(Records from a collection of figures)
#####
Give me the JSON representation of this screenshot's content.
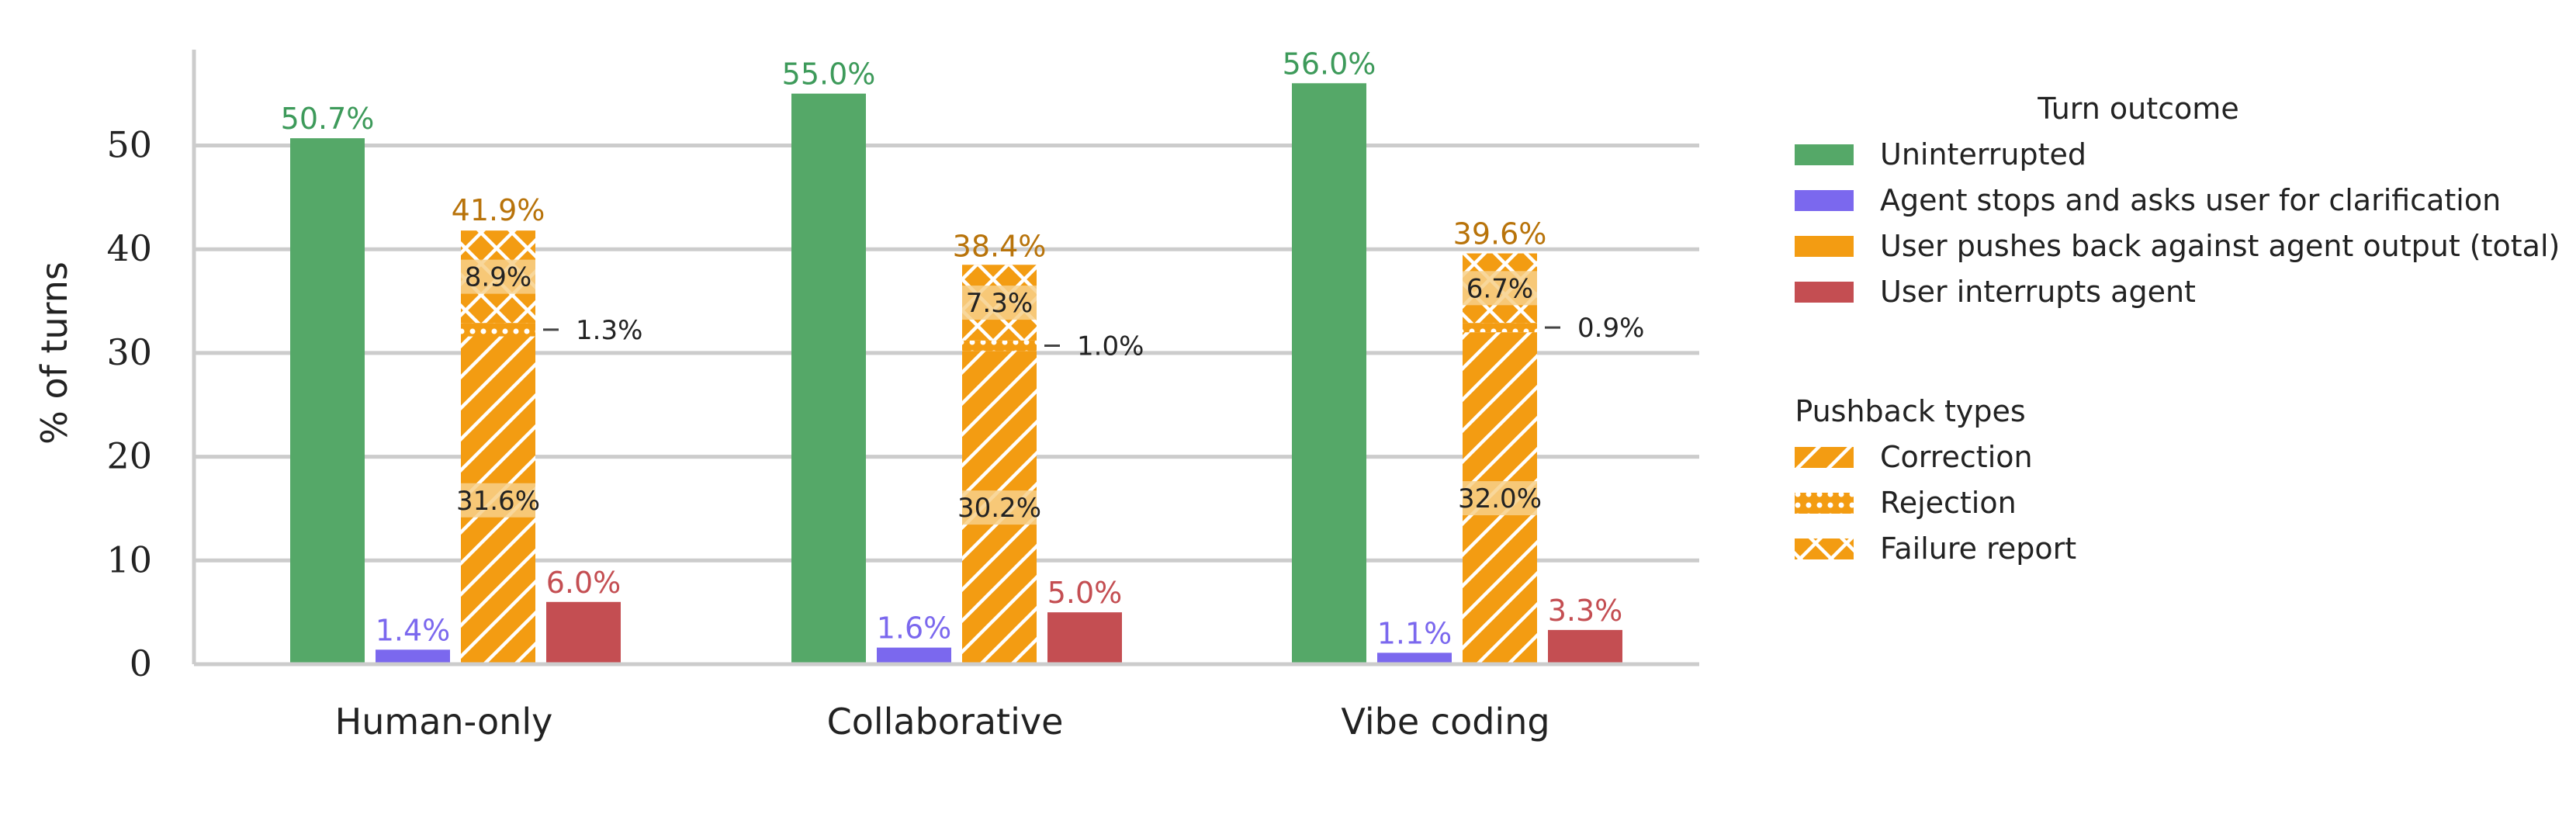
{
  "chart_data": {
    "type": "bar",
    "ylabel": "% of turns",
    "ylim": [
      0,
      59
    ],
    "yticks": [
      0,
      10,
      20,
      30,
      40,
      50
    ],
    "grid": "horizontal",
    "categories": [
      "Human-only",
      "Collaborative",
      "Vibe coding"
    ],
    "series": [
      {
        "name": "Uninterrupted",
        "values": [
          50.7,
          55.0,
          56.0
        ],
        "labels": [
          "50.7%",
          "55.0%",
          "56.0%"
        ],
        "color": "#55a868"
      },
      {
        "name": "Agent stops and asks user for clarification",
        "values": [
          1.4,
          1.6,
          1.1
        ],
        "labels": [
          "1.4%",
          "1.6%",
          "1.1%"
        ],
        "color": "#7b68ee"
      },
      {
        "name": "User pushes back against agent output (total)",
        "values": [
          41.9,
          38.4,
          39.6
        ],
        "labels": [
          "41.9%",
          "38.4%",
          "39.6%"
        ],
        "color": "#f39c12"
      },
      {
        "name": "User interrupts agent",
        "values": [
          6.0,
          5.0,
          3.3
        ],
        "labels": [
          "6.0%",
          "5.0%",
          "3.3%"
        ],
        "color": "#c44e52"
      }
    ],
    "pushback_breakdown": {
      "correction": {
        "values": [
          31.6,
          30.2,
          32.0
        ],
        "labels": [
          "31.6%",
          "30.2%",
          "32.0%"
        ]
      },
      "rejection": {
        "values": [
          1.3,
          1.0,
          0.9
        ],
        "labels": [
          "1.3%",
          "1.0%",
          "0.9%"
        ]
      },
      "failure_report": {
        "values": [
          8.9,
          7.3,
          6.7
        ],
        "labels": [
          "8.9%",
          "7.3%",
          "6.7%"
        ]
      }
    },
    "label_colors": {
      "uninterrupted": "#3d9a5a",
      "clarification": "#7b68ee",
      "pushback": "#b8730a",
      "interrupt": "#c44e52"
    },
    "legend": {
      "placement": "right",
      "outcome_title": "Turn outcome",
      "outcome_items": [
        "Uninterrupted",
        "Agent stops and asks user for clarification",
        "User pushes back against agent output (total)",
        "User interrupts agent"
      ],
      "pushback_title": "Pushback types",
      "pushback_items": [
        "Correction",
        "Rejection",
        "Failure report"
      ]
    }
  }
}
#####
WHAT IS NEEDED:
Repeat the data exactly, without the pictures.

COMPLETE ANSWER:
Give me the JSON representation of this screenshot's content.
{
  "chart_data": {
    "type": "bar",
    "ylabel": "% of turns",
    "ylim": [
      0,
      59
    ],
    "yticks": [
      0,
      10,
      20,
      30,
      40,
      50
    ],
    "grid": "horizontal",
    "categories": [
      "Human-only",
      "Collaborative",
      "Vibe coding"
    ],
    "series": [
      {
        "name": "Uninterrupted",
        "values": [
          50.7,
          55.0,
          56.0
        ],
        "labels": [
          "50.7%",
          "55.0%",
          "56.0%"
        ],
        "color": "#55a868"
      },
      {
        "name": "Agent stops and asks user for clarification",
        "values": [
          1.4,
          1.6,
          1.1
        ],
        "labels": [
          "1.4%",
          "1.6%",
          "1.1%"
        ],
        "color": "#7b68ee"
      },
      {
        "name": "User pushes back against agent output (total)",
        "values": [
          41.9,
          38.4,
          39.6
        ],
        "labels": [
          "41.9%",
          "38.4%",
          "39.6%"
        ],
        "color": "#f39c12"
      },
      {
        "name": "User interrupts agent",
        "values": [
          6.0,
          5.0,
          3.3
        ],
        "labels": [
          "6.0%",
          "5.0%",
          "3.3%"
        ],
        "color": "#c44e52"
      }
    ],
    "pushback_breakdown": {
      "correction": {
        "values": [
          31.6,
          30.2,
          32.0
        ],
        "labels": [
          "31.6%",
          "30.2%",
          "32.0%"
        ]
      },
      "rejection": {
        "values": [
          1.3,
          1.0,
          0.9
        ],
        "labels": [
          "1.3%",
          "1.0%",
          "0.9%"
        ]
      },
      "failure_report": {
        "values": [
          8.9,
          7.3,
          6.7
        ],
        "labels": [
          "8.9%",
          "7.3%",
          "6.7%"
        ]
      }
    },
    "label_colors": {
      "uninterrupted": "#3d9a5a",
      "clarification": "#7b68ee",
      "pushback": "#b8730a",
      "interrupt": "#c44e52"
    },
    "legend": {
      "placement": "right",
      "outcome_title": "Turn outcome",
      "outcome_items": [
        "Uninterrupted",
        "Agent stops and asks user for clarification",
        "User pushes back against agent output (total)",
        "User interrupts agent"
      ],
      "pushback_title": "Pushback types",
      "pushback_items": [
        "Correction",
        "Rejection",
        "Failure report"
      ]
    }
  }
}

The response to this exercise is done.